• Brief 1: In the records, edit the lines from the line with "- profile2-label: Profile" to the line with "- comms-layer-box: Comms" so that "Logical Baseband" becomes "Virtual Baseband", with everything else kept the same. Return only those lines.

• Document extract:
Application of horizontal drilling and fracturing for the shale and gas exploitation (Total)

B) Coal Bed Methane (CBM)

CBM extraction process can be summarized as follows:

  • Identification of the target coal seams by mean of geological exploration methods
  • Drilling of two or more boreholes into the target seam, and a few meters below to create ‘sumps’ beneath the seam floor level:
    • Cementing the casing into place from the strata overlying the coal seam (only the target coal seam is open to the borehole)
    • Several of these wells are likely to be deviated to run horizontally along the coal seams and to carry maximum gas to the vertical production borehole
  • Installing pumps with very high lift capabilities into the borehole sumps
  • Pumping out the boreholes for depressurizing the groundwater in the coal seam until the water head in the wells drops below a threshold value so that the gas might be desorbed from the pore walls and move into the boreholes.
    • pumping out has to be maintained until the water level has dropped below the seam floor level before the bulk of the methane will enter the borehole, and this is the reason why overlying strata must be thoroughly cased-out (otherwise more groundwater than necessary would need to be pumped from great depth)
    • gas initially moves from microscopic pores in the coal, and subsequently degasses from dissolution in the groundwater
    • gas travels to the borehole along the face cleat, and when deviated horizontal boreholes are used, these are oriented to run perpendicular to the face cleat, thereby encouraging maximum flow of gas into the borehole
  • Collection of the gas moving into the boreholes to dispatch it to surface facilities for processing and delivering to final users
  • Disposing of the pumped water (production water) either to sewer or surface water

(following any required treatment) or by reinjection.

In many cases, the low permeability of the coal seam will require the application of ‘stimulation techniques’, and in such cases it is requires :

  • Drilling of a directional well ensuring that most of the natural small cracks of the coal are exposed to the borehole wall
  • Hydraulic fracturing of the well to increase the coal seam productivity.

 

C) Natural Gas Hydrates

To produce natural gas from hydrates, it is necessary to dissociate them, and three basic methods are available to reach this target, i.e.:

  1. Depressurization
  2. Thermal stimulation
  3. Chemical injection

These three techniques are all based on the principle of shifting the hydrate condition from the hydrate stable region to the hydrate unstable region.

 

1. Depressurization Method

  • It is currently regarded as the most promising method
  • First, the hydrate contacting the free gas layer becomes unstable and decomposes by lowering pressure of the free gas layer.
  • Then, the produced gas is collected by wellbores and water remains in the stratum.

• Data lines:
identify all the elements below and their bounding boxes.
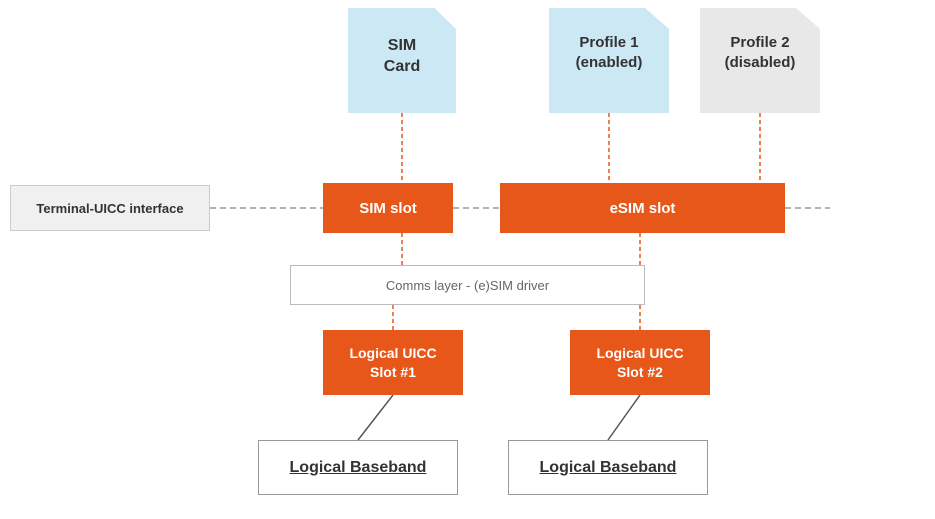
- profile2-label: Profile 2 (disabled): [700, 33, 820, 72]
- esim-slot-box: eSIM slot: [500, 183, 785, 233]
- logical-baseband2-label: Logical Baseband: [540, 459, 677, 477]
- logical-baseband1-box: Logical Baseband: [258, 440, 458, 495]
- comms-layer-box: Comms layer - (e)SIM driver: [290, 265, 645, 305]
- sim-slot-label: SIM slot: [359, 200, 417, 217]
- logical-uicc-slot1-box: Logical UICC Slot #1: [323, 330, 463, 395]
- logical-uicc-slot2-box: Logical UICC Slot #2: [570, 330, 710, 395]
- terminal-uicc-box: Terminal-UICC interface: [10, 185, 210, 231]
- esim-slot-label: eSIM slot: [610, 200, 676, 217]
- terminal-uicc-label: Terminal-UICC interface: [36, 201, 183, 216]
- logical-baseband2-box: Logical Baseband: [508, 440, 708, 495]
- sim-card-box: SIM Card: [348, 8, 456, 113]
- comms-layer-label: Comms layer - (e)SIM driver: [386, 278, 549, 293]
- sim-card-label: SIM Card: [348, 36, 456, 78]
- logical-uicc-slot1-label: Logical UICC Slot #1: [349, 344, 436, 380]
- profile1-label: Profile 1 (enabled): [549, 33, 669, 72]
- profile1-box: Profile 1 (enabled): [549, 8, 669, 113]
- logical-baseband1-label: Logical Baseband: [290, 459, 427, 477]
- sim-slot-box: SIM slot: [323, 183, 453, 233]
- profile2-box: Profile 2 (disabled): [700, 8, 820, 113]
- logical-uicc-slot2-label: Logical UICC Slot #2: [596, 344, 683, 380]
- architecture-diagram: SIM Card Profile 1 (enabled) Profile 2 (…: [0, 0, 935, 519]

• Brief 2:
Using the excerpt on coal bed methane and natural gas hydrates, answer the following:
(a) Which three basic methods are listed for dissociating gas hydrates?
(b) In coal bed methane extraction, how far must the water level drop before the bulk of the methane enters the borehole?
(c) How are deviated horizontal boreholes oriented relative to the face cleat?

• Full answer 1:
- profile2-label: Profile 2 (disabled): [700, 33, 820, 72]
- esim-slot-box: eSIM slot: [500, 183, 785, 233]
- logical-baseband2-label: Virtual Baseband: [540, 459, 677, 477]
- logical-baseband1-box: Virtual Baseband: [258, 440, 458, 495]
- comms-layer-box: Comms layer - (e)SIM driver: [290, 265, 645, 305]

• Full answer 2:
(a) Depressurization, thermal stimulation, and chemical injection.
(b) Below the seam floor level.
(c) Perpendicular to the face cleat.